Written instruction: Keep only the lines that hold the string "JSON", filtering out the rest of the entries below.

Stored data:
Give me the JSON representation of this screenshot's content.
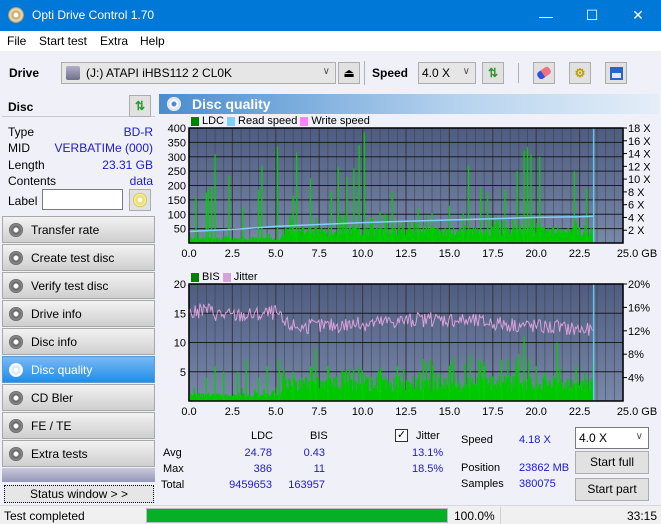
{
  "window": {
    "title": "Opti Drive Control 1.70",
    "minimize": "—",
    "maximize": "☐",
    "close": "✕"
  },
  "menu": [
    "File",
    "Start test",
    "Extra",
    "Help"
  ],
  "menu_underline": [
    "F",
    "S",
    "x",
    "H"
  ],
  "toolbar": {
    "drive_label": "Drive",
    "drive_value": "(J:)  ATAPI iHBS112  2 CL0K",
    "speed_label": "Speed",
    "speed_value": "4.0 X"
  },
  "disc": {
    "header": "Disc",
    "fields": [
      {
        "key": "Type",
        "value": "BD-R"
      },
      {
        "key": "MID",
        "value": "VERBATIMe (000)"
      },
      {
        "key": "Length",
        "value": "23.31 GB"
      },
      {
        "key": "Contents",
        "value": "data"
      }
    ],
    "label_key": "Label",
    "label_value": ""
  },
  "nav": [
    {
      "label": "Transfer rate",
      "active": false
    },
    {
      "label": "Create test disc",
      "active": false
    },
    {
      "label": "Verify test disc",
      "active": false
    },
    {
      "label": "Drive info",
      "active": false
    },
    {
      "label": "Disc info",
      "active": false
    },
    {
      "label": "Disc quality",
      "active": true
    },
    {
      "label": "CD Bler",
      "active": false
    },
    {
      "label": "FE / TE",
      "active": false
    },
    {
      "label": "Extra tests",
      "active": false
    }
  ],
  "status_window_label": "Status window > >",
  "panel_title": "Disc quality",
  "colors": {
    "ldc": "#00c800",
    "read_speed": "#80d0ff",
    "write_speed": "#ff80ff",
    "bis": "#00c800",
    "jitter": "#d8a0d8",
    "plot_bg": "#5a6a8e",
    "progress": "#06b025"
  },
  "chart_data": [
    {
      "type": "bar",
      "title": "LDC",
      "legend": [
        "LDC",
        "Read speed",
        "Write speed"
      ],
      "x_ticks": [
        "0.0",
        "2.5",
        "5.0",
        "7.5",
        "10.0",
        "12.5",
        "15.0",
        "17.5",
        "20.0",
        "22.5",
        "25.0 GB"
      ],
      "y_ticks": [
        "50",
        "100",
        "150",
        "200",
        "250",
        "300",
        "350",
        "400"
      ],
      "y2_ticks": [
        "2 X",
        "4 X",
        "6 X",
        "8 X",
        "10 X",
        "12 X",
        "14 X",
        "16 X",
        "18 X"
      ],
      "xlim": [
        0,
        25
      ],
      "ylim": [
        0,
        400
      ],
      "y2lim": [
        0,
        18
      ],
      "end_marker_gb": 23.31,
      "ldc_baseline": [
        [
          0,
          15
        ],
        [
          5.3,
          15
        ],
        [
          5.5,
          40
        ],
        [
          23.3,
          40
        ]
      ],
      "ldc_spikes": [
        [
          0.4,
          160
        ],
        [
          1.0,
          175
        ],
        [
          1.1,
          185
        ],
        [
          1.3,
          195
        ],
        [
          1.5,
          310
        ],
        [
          2.3,
          235
        ],
        [
          3.1,
          125
        ],
        [
          4.0,
          185
        ],
        [
          4.2,
          270
        ],
        [
          5.1,
          335
        ],
        [
          6.0,
          165
        ],
        [
          6.2,
          315
        ],
        [
          7.0,
          225
        ],
        [
          8.2,
          180
        ],
        [
          8.6,
          265
        ],
        [
          9.1,
          230
        ],
        [
          9.5,
          260
        ],
        [
          9.8,
          340
        ],
        [
          10.1,
          385
        ],
        [
          11.0,
          110
        ],
        [
          11.3,
          100
        ],
        [
          11.7,
          180
        ],
        [
          13.2,
          120
        ],
        [
          14.0,
          105
        ],
        [
          15.0,
          130
        ],
        [
          15.8,
          105
        ],
        [
          16.1,
          270
        ],
        [
          16.8,
          195
        ],
        [
          17.2,
          175
        ],
        [
          18.2,
          185
        ],
        [
          18.9,
          250
        ],
        [
          19.3,
          320
        ],
        [
          19.5,
          335
        ],
        [
          19.7,
          310
        ],
        [
          20.2,
          300
        ],
        [
          22.2,
          250
        ],
        [
          22.9,
          190
        ]
      ],
      "read_speed": [
        [
          0,
          1.8
        ],
        [
          1.5,
          2.0
        ],
        [
          3.0,
          2.2
        ],
        [
          5.0,
          2.6
        ],
        [
          7.5,
          2.9
        ],
        [
          10.0,
          3.2
        ],
        [
          12.5,
          3.4
        ],
        [
          15.0,
          3.6
        ],
        [
          17.5,
          3.8
        ],
        [
          20.0,
          4.0
        ],
        [
          22.5,
          4.1
        ],
        [
          23.31,
          4.2
        ]
      ]
    },
    {
      "type": "bar",
      "title": "BIS / Jitter",
      "legend": [
        "BIS",
        "Jitter"
      ],
      "x_ticks": [
        "0.0",
        "2.5",
        "5.0",
        "7.5",
        "10.0",
        "12.5",
        "15.0",
        "17.5",
        "20.0",
        "22.5",
        "25.0 GB"
      ],
      "y_ticks": [
        "5",
        "10",
        "15",
        "20"
      ],
      "y2_ticks": [
        "4%",
        "8%",
        "12%",
        "16%",
        "20%"
      ],
      "xlim": [
        0,
        25
      ],
      "ylim": [
        0,
        20
      ],
      "y2lim": [
        0,
        20
      ],
      "end_marker_gb": 23.31,
      "bis_baseline": [
        [
          0,
          1
        ],
        [
          5.3,
          1
        ],
        [
          5.5,
          3
        ],
        [
          23.3,
          3
        ]
      ],
      "bis_spikes": [
        [
          1.0,
          4
        ],
        [
          1.5,
          6
        ],
        [
          2.0,
          5
        ],
        [
          2.8,
          5
        ],
        [
          3.3,
          7
        ],
        [
          4.0,
          4
        ],
        [
          4.5,
          6
        ],
        [
          5.2,
          7
        ],
        [
          6.0,
          5
        ],
        [
          7.0,
          6
        ],
        [
          7.3,
          9
        ],
        [
          8.0,
          6
        ],
        [
          9.0,
          5
        ],
        [
          10.0,
          5
        ],
        [
          11.0,
          5
        ],
        [
          12.0,
          6
        ],
        [
          13.5,
          5
        ],
        [
          15.0,
          6
        ],
        [
          16.2,
          8
        ],
        [
          16.7,
          7
        ],
        [
          17.0,
          6
        ],
        [
          18.0,
          7
        ],
        [
          19.0,
          8
        ],
        [
          19.3,
          11
        ],
        [
          20.0,
          6
        ],
        [
          21.2,
          10
        ],
        [
          22.3,
          6
        ]
      ],
      "jitter": [
        [
          0,
          15.0
        ],
        [
          0.5,
          15.2
        ],
        [
          1.0,
          15.8
        ],
        [
          1.5,
          15.0
        ],
        [
          2.5,
          14.6
        ],
        [
          4.0,
          14.8
        ],
        [
          5.0,
          15.2
        ],
        [
          5.5,
          13.2
        ],
        [
          6.5,
          12.6
        ],
        [
          7.5,
          12.8
        ],
        [
          10.0,
          13.2
        ],
        [
          12.5,
          13.8
        ],
        [
          15.0,
          14.0
        ],
        [
          17.5,
          13.4
        ],
        [
          20.0,
          12.8
        ],
        [
          22.5,
          12.3
        ],
        [
          23.31,
          12.0
        ]
      ]
    }
  ],
  "stats": {
    "col_ldc": "LDC",
    "col_bis": "BIS",
    "jitter_label": "Jitter",
    "jitter_checked": true,
    "rows": [
      {
        "label": "Avg",
        "ldc": "24.78",
        "bis": "0.43",
        "jitter": "13.1%"
      },
      {
        "label": "Max",
        "ldc": "386",
        "bis": "11",
        "jitter": "18.5%"
      },
      {
        "label": "Total",
        "ldc": "9459653",
        "bis": "163957",
        "jitter": ""
      }
    ],
    "speed_label": "Speed",
    "speed_value": "4.18 X",
    "position_label": "Position",
    "position_value": "23862 MB",
    "samples_label": "Samples",
    "samples_value": "380075",
    "speed_select": "4.0 X",
    "start_full": "Start full",
    "start_part": "Start part"
  },
  "statusbar": {
    "text": "Test completed",
    "progress_pct": 100.0,
    "progress_text": "100.0%",
    "elapsed": "33:15"
  }
}
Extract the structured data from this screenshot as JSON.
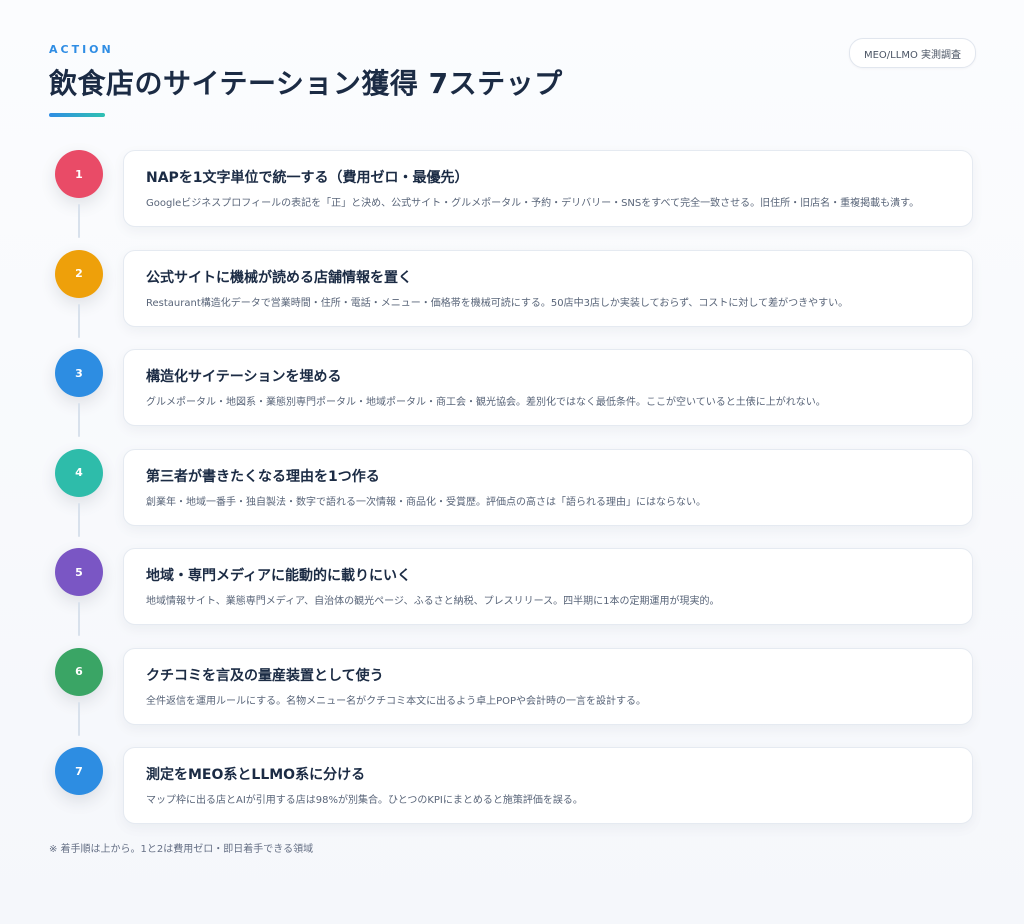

Worked answer:
Give me the JSON representation of this screenshot's content.
Extract the structured data from this screenshot as JSON.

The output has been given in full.